### INSTRUCTIONS TO FOLLOW
Check the listing below for lines that hold "with". How many are there? Please give only the number.

____________________

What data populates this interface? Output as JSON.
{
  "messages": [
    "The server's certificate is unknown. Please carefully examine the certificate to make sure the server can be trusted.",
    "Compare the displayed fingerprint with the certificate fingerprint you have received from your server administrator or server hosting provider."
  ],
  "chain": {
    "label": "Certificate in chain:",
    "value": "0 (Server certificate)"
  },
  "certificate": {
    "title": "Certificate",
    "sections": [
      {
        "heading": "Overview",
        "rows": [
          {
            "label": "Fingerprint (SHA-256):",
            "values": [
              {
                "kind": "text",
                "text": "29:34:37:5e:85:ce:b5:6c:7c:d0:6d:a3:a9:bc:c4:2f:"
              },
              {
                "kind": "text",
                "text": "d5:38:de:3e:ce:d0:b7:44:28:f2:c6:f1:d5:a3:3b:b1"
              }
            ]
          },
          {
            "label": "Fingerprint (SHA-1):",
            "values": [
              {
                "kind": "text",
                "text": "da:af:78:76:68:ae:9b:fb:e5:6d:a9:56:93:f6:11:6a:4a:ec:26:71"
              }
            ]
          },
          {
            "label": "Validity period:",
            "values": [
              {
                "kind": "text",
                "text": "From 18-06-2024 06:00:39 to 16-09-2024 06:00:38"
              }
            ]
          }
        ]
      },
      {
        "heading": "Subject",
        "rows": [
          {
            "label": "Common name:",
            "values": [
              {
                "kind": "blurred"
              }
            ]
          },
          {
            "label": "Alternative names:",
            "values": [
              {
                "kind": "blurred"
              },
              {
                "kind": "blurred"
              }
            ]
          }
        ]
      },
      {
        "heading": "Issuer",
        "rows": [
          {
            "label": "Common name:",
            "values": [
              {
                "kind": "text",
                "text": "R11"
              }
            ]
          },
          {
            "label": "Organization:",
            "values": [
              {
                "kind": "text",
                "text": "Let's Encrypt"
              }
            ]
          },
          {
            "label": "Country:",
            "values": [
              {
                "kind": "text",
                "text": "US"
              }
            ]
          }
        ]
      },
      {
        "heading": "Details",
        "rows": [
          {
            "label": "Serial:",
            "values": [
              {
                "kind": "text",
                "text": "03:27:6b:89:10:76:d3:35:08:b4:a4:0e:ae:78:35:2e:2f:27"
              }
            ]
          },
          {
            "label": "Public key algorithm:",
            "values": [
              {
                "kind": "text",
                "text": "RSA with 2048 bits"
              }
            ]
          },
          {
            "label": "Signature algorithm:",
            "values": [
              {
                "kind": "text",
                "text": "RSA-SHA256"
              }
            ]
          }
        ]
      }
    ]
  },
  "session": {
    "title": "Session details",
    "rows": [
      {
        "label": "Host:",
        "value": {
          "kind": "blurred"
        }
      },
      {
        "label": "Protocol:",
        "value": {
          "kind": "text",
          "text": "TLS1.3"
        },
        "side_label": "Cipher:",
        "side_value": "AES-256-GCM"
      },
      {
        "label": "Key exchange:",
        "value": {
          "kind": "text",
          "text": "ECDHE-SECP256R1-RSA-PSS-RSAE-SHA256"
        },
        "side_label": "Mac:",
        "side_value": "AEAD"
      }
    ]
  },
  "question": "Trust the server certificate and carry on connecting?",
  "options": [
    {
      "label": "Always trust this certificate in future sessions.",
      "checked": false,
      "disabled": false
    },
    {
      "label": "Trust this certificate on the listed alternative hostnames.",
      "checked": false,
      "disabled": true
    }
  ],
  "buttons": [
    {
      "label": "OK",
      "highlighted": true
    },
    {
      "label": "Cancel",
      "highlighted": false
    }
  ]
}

____________________

### FULL RESPONSE
2